:: Aim of the task ::
Would you repeat the listing exactly but omit every picture?

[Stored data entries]
--- BEGIN ---

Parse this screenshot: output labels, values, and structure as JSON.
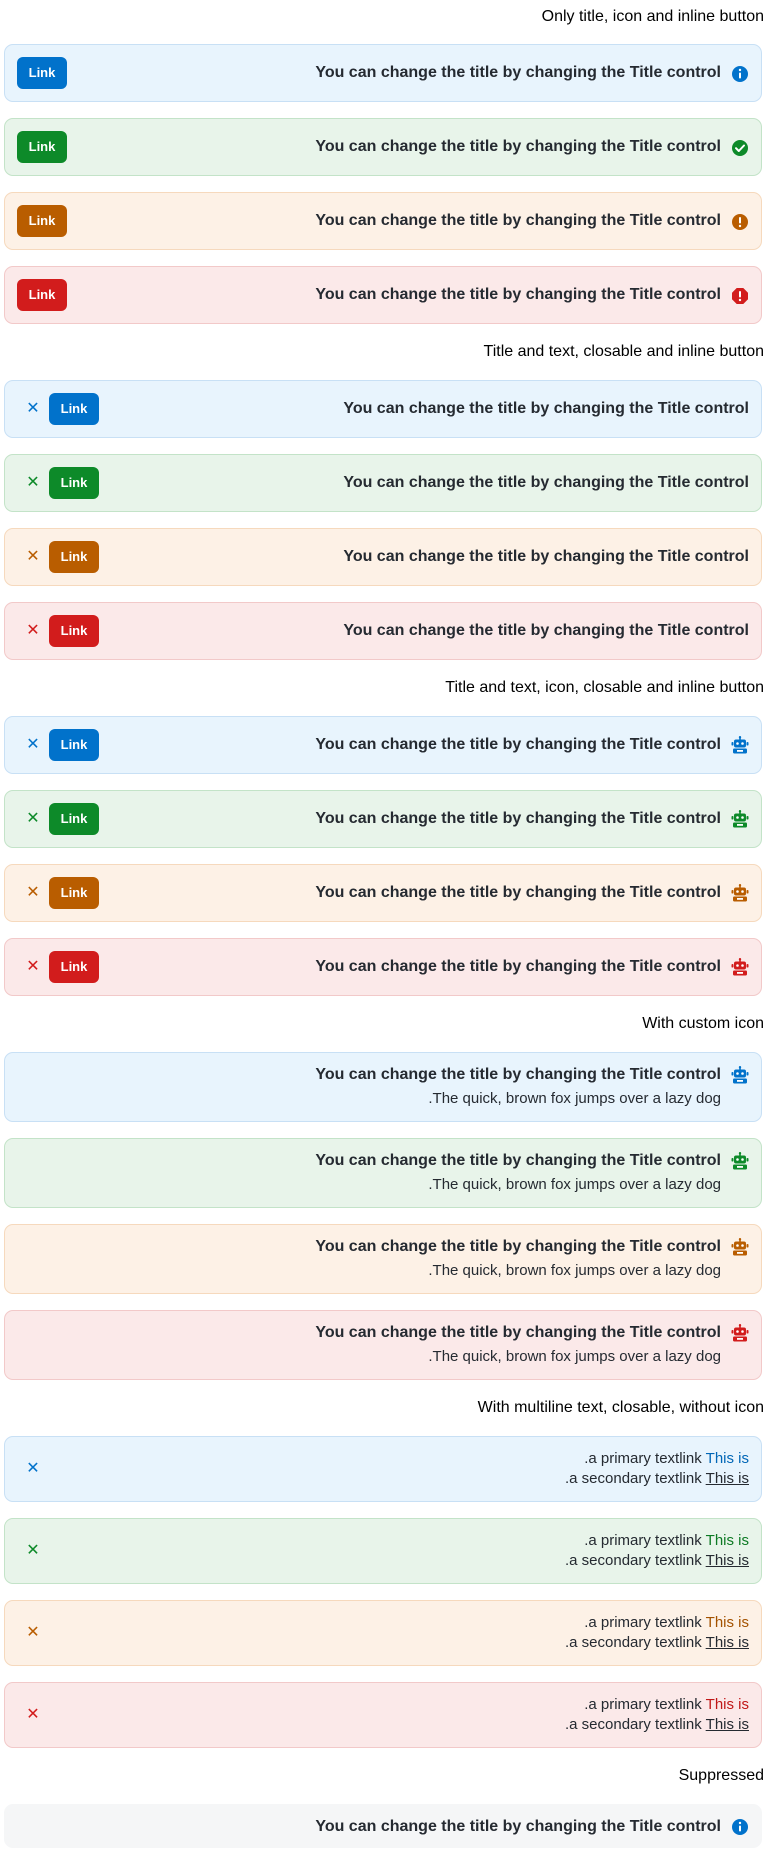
{
  "sections": {
    "s1": "Only title, icon and inline button",
    "s2": "Title and text, closable and inline button",
    "s3": "Title and text, icon, closable and inline button",
    "s4": "With custom icon",
    "s5": "With multiline text, closable, without icon",
    "s6": "Suppressed"
  },
  "alert_title": "You can change the title by changing the Title control",
  "alert_description": ".The quick, brown fox jumps over a lazy dog",
  "button_label": "Link",
  "close_glyph": "✕",
  "multiline": {
    "primary_link": "This is",
    "primary_text": ".a primary textlink",
    "secondary_link": "This is",
    "secondary_text": ".a secondary textlink"
  },
  "colors": {
    "info": "#0172cb",
    "success": "#0d8a29",
    "warning": "#b95d00",
    "critical": "#d21c1c"
  },
  "icons": {
    "info": "info-circle-icon",
    "success": "check-circle-icon",
    "warning": "alert-circle-icon",
    "critical": "alert-octagon-icon",
    "custom": "robot-icon"
  }
}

--- END ---

:: Solution to the problem ::
Parse this screenshot: output labels, values, and structure as JSON.
{
  "sections": {
    "s1": "Only title, icon and inline button",
    "s2": "Title and text, closable and inline button",
    "s3": "Title and text, icon, closable and inline button",
    "s4": "With custom icon",
    "s5": "With multiline text, closable, without icon",
    "s6": "Suppressed"
  },
  "alert_title": "You can change the title by changing the Title control",
  "alert_description": ".The quick, brown fox jumps over a lazy dog",
  "button_label": "Link",
  "close_glyph": "✕",
  "multiline": {
    "primary_link": "This is",
    "primary_text": ".a primary textlink",
    "secondary_link": "This is",
    "secondary_text": ".a secondary textlink"
  },
  "colors": {
    "info": "#0172cb",
    "success": "#0d8a29",
    "warning": "#b95d00",
    "critical": "#d21c1c"
  },
  "icons": {
    "info": "info-circle-icon",
    "success": "check-circle-icon",
    "warning": "alert-circle-icon",
    "critical": "alert-octagon-icon",
    "custom": "robot-icon"
  }
}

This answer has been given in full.